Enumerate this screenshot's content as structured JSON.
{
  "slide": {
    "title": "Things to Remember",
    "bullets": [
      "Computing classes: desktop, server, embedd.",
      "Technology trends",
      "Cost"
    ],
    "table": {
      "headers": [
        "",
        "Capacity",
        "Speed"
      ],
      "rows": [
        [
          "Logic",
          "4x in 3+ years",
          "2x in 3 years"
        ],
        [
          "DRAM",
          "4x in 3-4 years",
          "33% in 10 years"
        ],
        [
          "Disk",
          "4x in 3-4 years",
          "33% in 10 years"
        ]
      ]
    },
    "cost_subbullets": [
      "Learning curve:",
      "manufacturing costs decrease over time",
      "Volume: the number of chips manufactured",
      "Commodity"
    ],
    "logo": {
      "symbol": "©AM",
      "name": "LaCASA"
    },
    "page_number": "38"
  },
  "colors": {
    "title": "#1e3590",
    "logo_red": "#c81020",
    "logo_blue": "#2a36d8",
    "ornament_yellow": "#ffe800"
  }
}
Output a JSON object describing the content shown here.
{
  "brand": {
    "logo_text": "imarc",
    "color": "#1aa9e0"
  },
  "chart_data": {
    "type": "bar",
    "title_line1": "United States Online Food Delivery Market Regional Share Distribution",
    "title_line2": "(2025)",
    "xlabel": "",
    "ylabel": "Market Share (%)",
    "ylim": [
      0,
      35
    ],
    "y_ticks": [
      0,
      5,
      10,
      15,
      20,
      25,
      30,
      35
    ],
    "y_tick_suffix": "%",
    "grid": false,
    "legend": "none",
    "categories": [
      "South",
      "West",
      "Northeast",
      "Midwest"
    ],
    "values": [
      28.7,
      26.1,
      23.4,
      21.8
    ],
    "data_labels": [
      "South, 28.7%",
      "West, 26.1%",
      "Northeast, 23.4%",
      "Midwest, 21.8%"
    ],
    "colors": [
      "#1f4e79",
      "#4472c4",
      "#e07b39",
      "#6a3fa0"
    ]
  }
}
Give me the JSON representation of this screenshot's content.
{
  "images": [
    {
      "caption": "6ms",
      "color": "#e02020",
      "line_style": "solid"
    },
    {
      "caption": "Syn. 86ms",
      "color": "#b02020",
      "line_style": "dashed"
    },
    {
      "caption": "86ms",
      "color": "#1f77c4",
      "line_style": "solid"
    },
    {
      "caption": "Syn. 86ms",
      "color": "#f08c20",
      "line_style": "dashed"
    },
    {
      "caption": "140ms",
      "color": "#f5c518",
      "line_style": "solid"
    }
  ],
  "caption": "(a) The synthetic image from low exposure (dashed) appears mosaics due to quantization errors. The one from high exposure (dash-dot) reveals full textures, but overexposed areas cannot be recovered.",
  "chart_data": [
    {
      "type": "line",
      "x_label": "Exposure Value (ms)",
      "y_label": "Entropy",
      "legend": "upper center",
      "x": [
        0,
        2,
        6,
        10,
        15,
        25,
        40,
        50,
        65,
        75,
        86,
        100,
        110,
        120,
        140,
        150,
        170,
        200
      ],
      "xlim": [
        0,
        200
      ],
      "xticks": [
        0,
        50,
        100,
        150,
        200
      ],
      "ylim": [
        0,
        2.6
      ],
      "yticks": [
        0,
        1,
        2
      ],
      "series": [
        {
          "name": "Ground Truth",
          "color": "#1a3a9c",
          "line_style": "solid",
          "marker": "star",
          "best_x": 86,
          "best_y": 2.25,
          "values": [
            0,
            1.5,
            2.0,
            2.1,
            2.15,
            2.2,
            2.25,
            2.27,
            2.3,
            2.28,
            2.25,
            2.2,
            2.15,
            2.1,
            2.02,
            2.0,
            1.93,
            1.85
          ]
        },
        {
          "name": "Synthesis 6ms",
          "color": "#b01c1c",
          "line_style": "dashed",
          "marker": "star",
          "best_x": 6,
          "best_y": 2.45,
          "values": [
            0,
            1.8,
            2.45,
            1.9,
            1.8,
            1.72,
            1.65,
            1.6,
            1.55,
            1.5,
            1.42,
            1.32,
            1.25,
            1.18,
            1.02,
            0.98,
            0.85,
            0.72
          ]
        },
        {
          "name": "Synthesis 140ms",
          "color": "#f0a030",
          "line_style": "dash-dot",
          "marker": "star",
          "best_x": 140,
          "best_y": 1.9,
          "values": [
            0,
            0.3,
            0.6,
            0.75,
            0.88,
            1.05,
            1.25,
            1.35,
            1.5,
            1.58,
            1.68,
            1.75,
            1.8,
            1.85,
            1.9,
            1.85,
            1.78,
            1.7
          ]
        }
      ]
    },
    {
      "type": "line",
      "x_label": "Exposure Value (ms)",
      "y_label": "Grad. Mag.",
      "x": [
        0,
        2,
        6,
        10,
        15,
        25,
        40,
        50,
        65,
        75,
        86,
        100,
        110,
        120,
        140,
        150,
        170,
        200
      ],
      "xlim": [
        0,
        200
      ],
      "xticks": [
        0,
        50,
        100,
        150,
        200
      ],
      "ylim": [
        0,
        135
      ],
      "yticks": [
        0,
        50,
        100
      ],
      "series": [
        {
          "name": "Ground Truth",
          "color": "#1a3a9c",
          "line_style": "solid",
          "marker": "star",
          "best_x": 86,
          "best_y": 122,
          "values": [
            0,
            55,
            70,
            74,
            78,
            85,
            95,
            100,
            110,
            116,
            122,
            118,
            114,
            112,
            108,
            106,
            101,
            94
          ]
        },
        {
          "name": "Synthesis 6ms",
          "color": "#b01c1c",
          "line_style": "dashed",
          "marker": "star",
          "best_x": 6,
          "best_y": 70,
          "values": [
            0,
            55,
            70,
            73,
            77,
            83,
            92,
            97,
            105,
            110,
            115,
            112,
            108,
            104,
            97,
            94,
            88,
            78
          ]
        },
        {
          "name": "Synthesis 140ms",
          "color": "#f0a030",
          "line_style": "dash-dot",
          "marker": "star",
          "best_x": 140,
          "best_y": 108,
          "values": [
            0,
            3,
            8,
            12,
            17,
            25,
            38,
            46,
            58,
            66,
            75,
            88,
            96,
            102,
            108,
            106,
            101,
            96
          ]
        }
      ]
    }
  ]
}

## Exercise task
Copy each entry exactly, with nothing added or dropped.

## Reply to the task
Enumerate this screenshot's content as structured JSON.
{
  "slide": {
    "title": "Things to Remember",
    "bullets": [
      "Computing classes: desktop, server, embedd.",
      "Technology trends",
      "Cost"
    ],
    "table": {
      "headers": [
        "",
        "Capacity",
        "Speed"
      ],
      "rows": [
        [
          "Logic",
          "4x in 3+ years",
          "2x in 3 years"
        ],
        [
          "DRAM",
          "4x in 3-4 years",
          "33% in 10 years"
        ],
        [
          "Disk",
          "4x in 3-4 years",
          "33% in 10 years"
        ]
      ]
    },
    "cost_subbullets": [
      "Learning curve:",
      "manufacturing costs decrease over time",
      "Volume: the number of chips manufactured",
      "Commodity"
    ],
    "logo": {
      "symbol": "©AM",
      "name": "LaCASA"
    },
    "page_number": "38"
  },
  "colors": {
    "title": "#1e3590",
    "logo_red": "#c81020",
    "logo_blue": "#2a36d8",
    "ornament_yellow": "#ffe800"
  }
}
Output a JSON object describing the content shown here.
{
  "brand": {
    "logo_text": "imarc",
    "color": "#1aa9e0"
  },
  "chart_data": {
    "type": "bar",
    "title_line1": "United States Online Food Delivery Market Regional Share Distribution",
    "title_line2": "(2025)",
    "xlabel": "",
    "ylabel": "Market Share (%)",
    "ylim": [
      0,
      35
    ],
    "y_ticks": [
      0,
      5,
      10,
      15,
      20,
      25,
      30,
      35
    ],
    "y_tick_suffix": "%",
    "grid": false,
    "legend": "none",
    "categories": [
      "South",
      "West",
      "Northeast",
      "Midwest"
    ],
    "values": [
      28.7,
      26.1,
      23.4,
      21.8
    ],
    "data_labels": [
      "South, 28.7%",
      "West, 26.1%",
      "Northeast, 23.4%",
      "Midwest, 21.8%"
    ],
    "colors": [
      "#1f4e79",
      "#4472c4",
      "#e07b39",
      "#6a3fa0"
    ]
  }
}
Give me the JSON representation of this screenshot's content.
{
  "images": [
    {
      "caption": "6ms",
      "color": "#e02020",
      "line_style": "solid"
    },
    {
      "caption": "Syn. 86ms",
      "color": "#b02020",
      "line_style": "dashed"
    },
    {
      "caption": "86ms",
      "color": "#1f77c4",
      "line_style": "solid"
    },
    {
      "caption": "Syn. 86ms",
      "color": "#f08c20",
      "line_style": "dashed"
    },
    {
      "caption": "140ms",
      "color": "#f5c518",
      "line_style": "solid"
    }
  ],
  "caption": "(a) The synthetic image from low exposure (dashed) appears mosaics due to quantization errors. The one from high exposure (dash-dot) reveals full textures, but overexposed areas cannot be recovered.",
  "chart_data": [
    {
      "type": "line",
      "x_label": "Exposure Value (ms)",
      "y_label": "Entropy",
      "legend": "upper center",
      "x": [
        0,
        2,
        6,
        10,
        15,
        25,
        40,
        50,
        65,
        75,
        86,
        100,
        110,
        120,
        140,
        150,
        170,
        200
      ],
      "xlim": [
        0,
        200
      ],
      "xticks": [
        0,
        50,
        100,
        150,
        200
      ],
      "ylim": [
        0,
        2.6
      ],
      "yticks": [
        0,
        1,
        2
      ],
      "series": [
        {
          "name": "Ground Truth",
          "color": "#1a3a9c",
          "line_style": "solid",
          "marker": "star",
          "best_x": 86,
          "best_y": 2.25,
          "values": [
            0,
            1.5,
            2.0,
            2.1,
            2.15,
            2.2,
            2.25,
            2.27,
            2.3,
            2.28,
            2.25,
            2.2,
            2.15,
            2.1,
            2.02,
            2.0,
            1.93,
            1.85
          ]
        },
        {
          "name": "Synthesis 6ms",
          "color": "#b01c1c",
          "line_style": "dashed",
          "marker": "star",
          "best_x": 6,
          "best_y": 2.45,
          "values": [
            0,
            1.8,
            2.45,
            1.9,
            1.8,
            1.72,
            1.65,
            1.6,
            1.55,
            1.5,
            1.42,
            1.32,
            1.25,
            1.18,
            1.02,
            0.98,
            0.85,
            0.72
          ]
        },
        {
          "name": "Synthesis 140ms",
          "color": "#f0a030",
          "line_style": "dash-dot",
          "marker": "star",
          "best_x": 140,
          "best_y": 1.9,
          "values": [
            0,
            0.3,
            0.6,
            0.75,
            0.88,
            1.05,
            1.25,
            1.35,
            1.5,
            1.58,
            1.68,
            1.75,
            1.8,
            1.85,
            1.9,
            1.85,
            1.78,
            1.7
          ]
        }
      ]
    },
    {
      "type": "line",
      "x_label": "Exposure Value (ms)",
      "y_label": "Grad. Mag.",
      "x": [
        0,
        2,
        6,
        10,
        15,
        25,
        40,
        50,
        65,
        75,
        86,
        100,
        110,
        120,
        140,
        150,
        170,
        200
      ],
      "xlim": [
        0,
        200
      ],
      "xticks": [
        0,
        50,
        100,
        150,
        200
      ],
      "ylim": [
        0,
        135
      ],
      "yticks": [
        0,
        50,
        100
      ],
      "series": [
        {
          "name": "Ground Truth",
          "color": "#1a3a9c",
          "line_style": "solid",
          "marker": "star",
          "best_x": 86,
          "best_y": 122,
          "values": [
            0,
            55,
            70,
            74,
            78,
            85,
            95,
            100,
            110,
            116,
            122,
            118,
            114,
            112,
            108,
            106,
            101,
            94
          ]
        },
        {
          "name": "Synthesis 6ms",
          "color": "#b01c1c",
          "line_style": "dashed",
          "marker": "star",
          "best_x": 6,
          "best_y": 70,
          "values": [
            0,
            55,
            70,
            73,
            77,
            83,
            92,
            97,
            105,
            110,
            115,
            112,
            108,
            104,
            97,
            94,
            88,
            78
          ]
        },
        {
          "name": "Synthesis 140ms",
          "color": "#f0a030",
          "line_style": "dash-dot",
          "marker": "star",
          "best_x": 140,
          "best_y": 108,
          "values": [
            0,
            3,
            8,
            12,
            17,
            25,
            38,
            46,
            58,
            66,
            75,
            88,
            96,
            102,
            108,
            106,
            101,
            96
          ]
        }
      ]
    }
  ]
}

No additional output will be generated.